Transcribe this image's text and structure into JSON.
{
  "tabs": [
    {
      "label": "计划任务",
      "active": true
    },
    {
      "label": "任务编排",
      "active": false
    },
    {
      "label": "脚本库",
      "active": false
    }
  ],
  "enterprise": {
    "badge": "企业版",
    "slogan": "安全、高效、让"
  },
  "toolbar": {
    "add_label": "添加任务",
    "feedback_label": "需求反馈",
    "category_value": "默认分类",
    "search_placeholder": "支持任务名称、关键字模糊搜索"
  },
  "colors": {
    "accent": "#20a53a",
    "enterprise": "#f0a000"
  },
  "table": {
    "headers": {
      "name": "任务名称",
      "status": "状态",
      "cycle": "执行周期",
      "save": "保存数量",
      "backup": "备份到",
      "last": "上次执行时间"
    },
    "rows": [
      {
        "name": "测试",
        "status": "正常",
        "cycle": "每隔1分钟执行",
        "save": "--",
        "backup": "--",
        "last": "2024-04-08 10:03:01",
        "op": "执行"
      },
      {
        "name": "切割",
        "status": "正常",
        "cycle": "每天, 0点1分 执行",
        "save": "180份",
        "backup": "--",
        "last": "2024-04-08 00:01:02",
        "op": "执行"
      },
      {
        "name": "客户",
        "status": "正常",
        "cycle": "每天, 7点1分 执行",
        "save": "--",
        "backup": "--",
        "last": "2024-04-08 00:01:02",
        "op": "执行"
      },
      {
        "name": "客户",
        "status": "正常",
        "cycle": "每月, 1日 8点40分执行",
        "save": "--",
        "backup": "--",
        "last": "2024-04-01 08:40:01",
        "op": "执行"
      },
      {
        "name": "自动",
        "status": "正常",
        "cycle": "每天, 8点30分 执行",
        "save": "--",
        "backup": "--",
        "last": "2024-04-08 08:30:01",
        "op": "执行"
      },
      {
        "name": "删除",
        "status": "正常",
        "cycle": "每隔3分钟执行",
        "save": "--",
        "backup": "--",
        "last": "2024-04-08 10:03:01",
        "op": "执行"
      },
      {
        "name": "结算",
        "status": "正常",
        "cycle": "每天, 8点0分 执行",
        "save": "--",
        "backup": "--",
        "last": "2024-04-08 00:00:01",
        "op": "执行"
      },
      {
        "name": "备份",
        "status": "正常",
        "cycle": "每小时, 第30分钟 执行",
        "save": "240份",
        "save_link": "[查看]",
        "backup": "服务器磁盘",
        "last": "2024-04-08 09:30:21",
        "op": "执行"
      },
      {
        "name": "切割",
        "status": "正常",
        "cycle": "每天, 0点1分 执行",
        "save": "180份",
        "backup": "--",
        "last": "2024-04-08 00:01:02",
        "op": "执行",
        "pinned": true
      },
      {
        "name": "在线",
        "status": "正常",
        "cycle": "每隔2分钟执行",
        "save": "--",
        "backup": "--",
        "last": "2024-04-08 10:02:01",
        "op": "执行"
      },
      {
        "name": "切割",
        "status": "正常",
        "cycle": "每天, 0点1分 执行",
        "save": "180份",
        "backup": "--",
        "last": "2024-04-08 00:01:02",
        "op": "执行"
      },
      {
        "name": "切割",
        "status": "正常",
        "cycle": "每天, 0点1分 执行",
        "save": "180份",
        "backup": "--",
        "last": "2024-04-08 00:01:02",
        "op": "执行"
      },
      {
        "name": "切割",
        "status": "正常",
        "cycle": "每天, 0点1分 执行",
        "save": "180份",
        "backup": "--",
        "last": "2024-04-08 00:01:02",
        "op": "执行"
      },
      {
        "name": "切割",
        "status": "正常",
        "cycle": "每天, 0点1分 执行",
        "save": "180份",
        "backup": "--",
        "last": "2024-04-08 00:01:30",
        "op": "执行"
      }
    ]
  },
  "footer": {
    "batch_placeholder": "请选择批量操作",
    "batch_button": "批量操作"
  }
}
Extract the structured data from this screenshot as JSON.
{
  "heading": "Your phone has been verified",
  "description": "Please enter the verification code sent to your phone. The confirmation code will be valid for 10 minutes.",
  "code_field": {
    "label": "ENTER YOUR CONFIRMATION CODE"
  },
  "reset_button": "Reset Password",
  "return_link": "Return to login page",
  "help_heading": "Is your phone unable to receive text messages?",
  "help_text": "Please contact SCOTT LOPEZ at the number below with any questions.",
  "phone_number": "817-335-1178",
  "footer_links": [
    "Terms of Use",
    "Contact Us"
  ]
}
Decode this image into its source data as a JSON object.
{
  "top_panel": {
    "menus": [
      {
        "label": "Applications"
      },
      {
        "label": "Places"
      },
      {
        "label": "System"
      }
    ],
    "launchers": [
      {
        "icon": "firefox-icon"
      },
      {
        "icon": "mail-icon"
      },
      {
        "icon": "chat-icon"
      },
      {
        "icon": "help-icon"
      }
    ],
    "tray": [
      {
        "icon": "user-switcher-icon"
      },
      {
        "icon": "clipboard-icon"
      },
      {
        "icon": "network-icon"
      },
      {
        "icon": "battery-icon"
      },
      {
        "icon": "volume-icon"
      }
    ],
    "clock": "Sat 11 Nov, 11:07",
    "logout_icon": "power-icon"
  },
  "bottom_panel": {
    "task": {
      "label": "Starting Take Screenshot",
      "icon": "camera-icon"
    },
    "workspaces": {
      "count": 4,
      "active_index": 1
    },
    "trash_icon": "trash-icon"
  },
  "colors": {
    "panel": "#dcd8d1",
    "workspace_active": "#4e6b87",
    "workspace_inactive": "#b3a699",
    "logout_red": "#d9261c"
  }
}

▶ [Set task] Without leaving anything out, quote all the data.

▶ [Response to the exercise]
Transcribe this image's text and structure into JSON.
{
  "tabs": [
    {
      "label": "计划任务",
      "active": true
    },
    {
      "label": "任务编排",
      "active": false
    },
    {
      "label": "脚本库",
      "active": false
    }
  ],
  "enterprise": {
    "badge": "企业版",
    "slogan": "安全、高效、让"
  },
  "toolbar": {
    "add_label": "添加任务",
    "feedback_label": "需求反馈",
    "category_value": "默认分类",
    "search_placeholder": "支持任务名称、关键字模糊搜索"
  },
  "colors": {
    "accent": "#20a53a",
    "enterprise": "#f0a000"
  },
  "table": {
    "headers": {
      "name": "任务名称",
      "status": "状态",
      "cycle": "执行周期",
      "save": "保存数量",
      "backup": "备份到",
      "last": "上次执行时间"
    },
    "rows": [
      {
        "name": "测试",
        "status": "正常",
        "cycle": "每隔1分钟执行",
        "save": "--",
        "backup": "--",
        "last": "2024-04-08 10:03:01",
        "op": "执行"
      },
      {
        "name": "切割",
        "status": "正常",
        "cycle": "每天, 0点1分 执行",
        "save": "180份",
        "backup": "--",
        "last": "2024-04-08 00:01:02",
        "op": "执行"
      },
      {
        "name": "客户",
        "status": "正常",
        "cycle": "每天, 7点1分 执行",
        "save": "--",
        "backup": "--",
        "last": "2024-04-08 00:01:02",
        "op": "执行"
      },
      {
        "name": "客户",
        "status": "正常",
        "cycle": "每月, 1日 8点40分执行",
        "save": "--",
        "backup": "--",
        "last": "2024-04-01 08:40:01",
        "op": "执行"
      },
      {
        "name": "自动",
        "status": "正常",
        "cycle": "每天, 8点30分 执行",
        "save": "--",
        "backup": "--",
        "last": "2024-04-08 08:30:01",
        "op": "执行"
      },
      {
        "name": "删除",
        "status": "正常",
        "cycle": "每隔3分钟执行",
        "save": "--",
        "backup": "--",
        "last": "2024-04-08 10:03:01",
        "op": "执行"
      },
      {
        "name": "结算",
        "status": "正常",
        "cycle": "每天, 8点0分 执行",
        "save": "--",
        "backup": "--",
        "last": "2024-04-08 00:00:01",
        "op": "执行"
      },
      {
        "name": "备份",
        "status": "正常",
        "cycle": "每小时, 第30分钟 执行",
        "save": "240份",
        "save_link": "[查看]",
        "backup": "服务器磁盘",
        "last": "2024-04-08 09:30:21",
        "op": "执行"
      },
      {
        "name": "切割",
        "status": "正常",
        "cycle": "每天, 0点1分 执行",
        "save": "180份",
        "backup": "--",
        "last": "2024-04-08 00:01:02",
        "op": "执行",
        "pinned": true
      },
      {
        "name": "在线",
        "status": "正常",
        "cycle": "每隔2分钟执行",
        "save": "--",
        "backup": "--",
        "last": "2024-04-08 10:02:01",
        "op": "执行"
      },
      {
        "name": "切割",
        "status": "正常",
        "cycle": "每天, 0点1分 执行",
        "save": "180份",
        "backup": "--",
        "last": "2024-04-08 00:01:02",
        "op": "执行"
      },
      {
        "name": "切割",
        "status": "正常",
        "cycle": "每天, 0点1分 执行",
        "save": "180份",
        "backup": "--",
        "last": "2024-04-08 00:01:02",
        "op": "执行"
      },
      {
        "name": "切割",
        "status": "正常",
        "cycle": "每天, 0点1分 执行",
        "save": "180份",
        "backup": "--",
        "last": "2024-04-08 00:01:02",
        "op": "执行"
      },
      {
        "name": "切割",
        "status": "正常",
        "cycle": "每天, 0点1分 执行",
        "save": "180份",
        "backup": "--",
        "last": "2024-04-08 00:01:30",
        "op": "执行"
      }
    ]
  },
  "footer": {
    "batch_placeholder": "请选择批量操作",
    "batch_button": "批量操作"
  }
}
Extract the structured data from this screenshot as JSON.
{
  "heading": "Your phone has been verified",
  "description": "Please enter the verification code sent to your phone. The confirmation code will be valid for 10 minutes.",
  "code_field": {
    "label": "ENTER YOUR CONFIRMATION CODE"
  },
  "reset_button": "Reset Password",
  "return_link": "Return to login page",
  "help_heading": "Is your phone unable to receive text messages?",
  "help_text": "Please contact SCOTT LOPEZ at the number below with any questions.",
  "phone_number": "817-335-1178",
  "footer_links": [
    "Terms of Use",
    "Contact Us"
  ]
}
Decode this image into its source data as a JSON object.
{
  "top_panel": {
    "menus": [
      {
        "label": "Applications"
      },
      {
        "label": "Places"
      },
      {
        "label": "System"
      }
    ],
    "launchers": [
      {
        "icon": "firefox-icon"
      },
      {
        "icon": "mail-icon"
      },
      {
        "icon": "chat-icon"
      },
      {
        "icon": "help-icon"
      }
    ],
    "tray": [
      {
        "icon": "user-switcher-icon"
      },
      {
        "icon": "clipboard-icon"
      },
      {
        "icon": "network-icon"
      },
      {
        "icon": "battery-icon"
      },
      {
        "icon": "volume-icon"
      }
    ],
    "clock": "Sat 11 Nov, 11:07",
    "logout_icon": "power-icon"
  },
  "bottom_panel": {
    "task": {
      "label": "Starting Take Screenshot",
      "icon": "camera-icon"
    },
    "workspaces": {
      "count": 4,
      "active_index": 1
    },
    "trash_icon": "trash-icon"
  },
  "colors": {
    "panel": "#dcd8d1",
    "workspace_active": "#4e6b87",
    "workspace_inactive": "#b3a699",
    "logout_red": "#d9261c"
  }
}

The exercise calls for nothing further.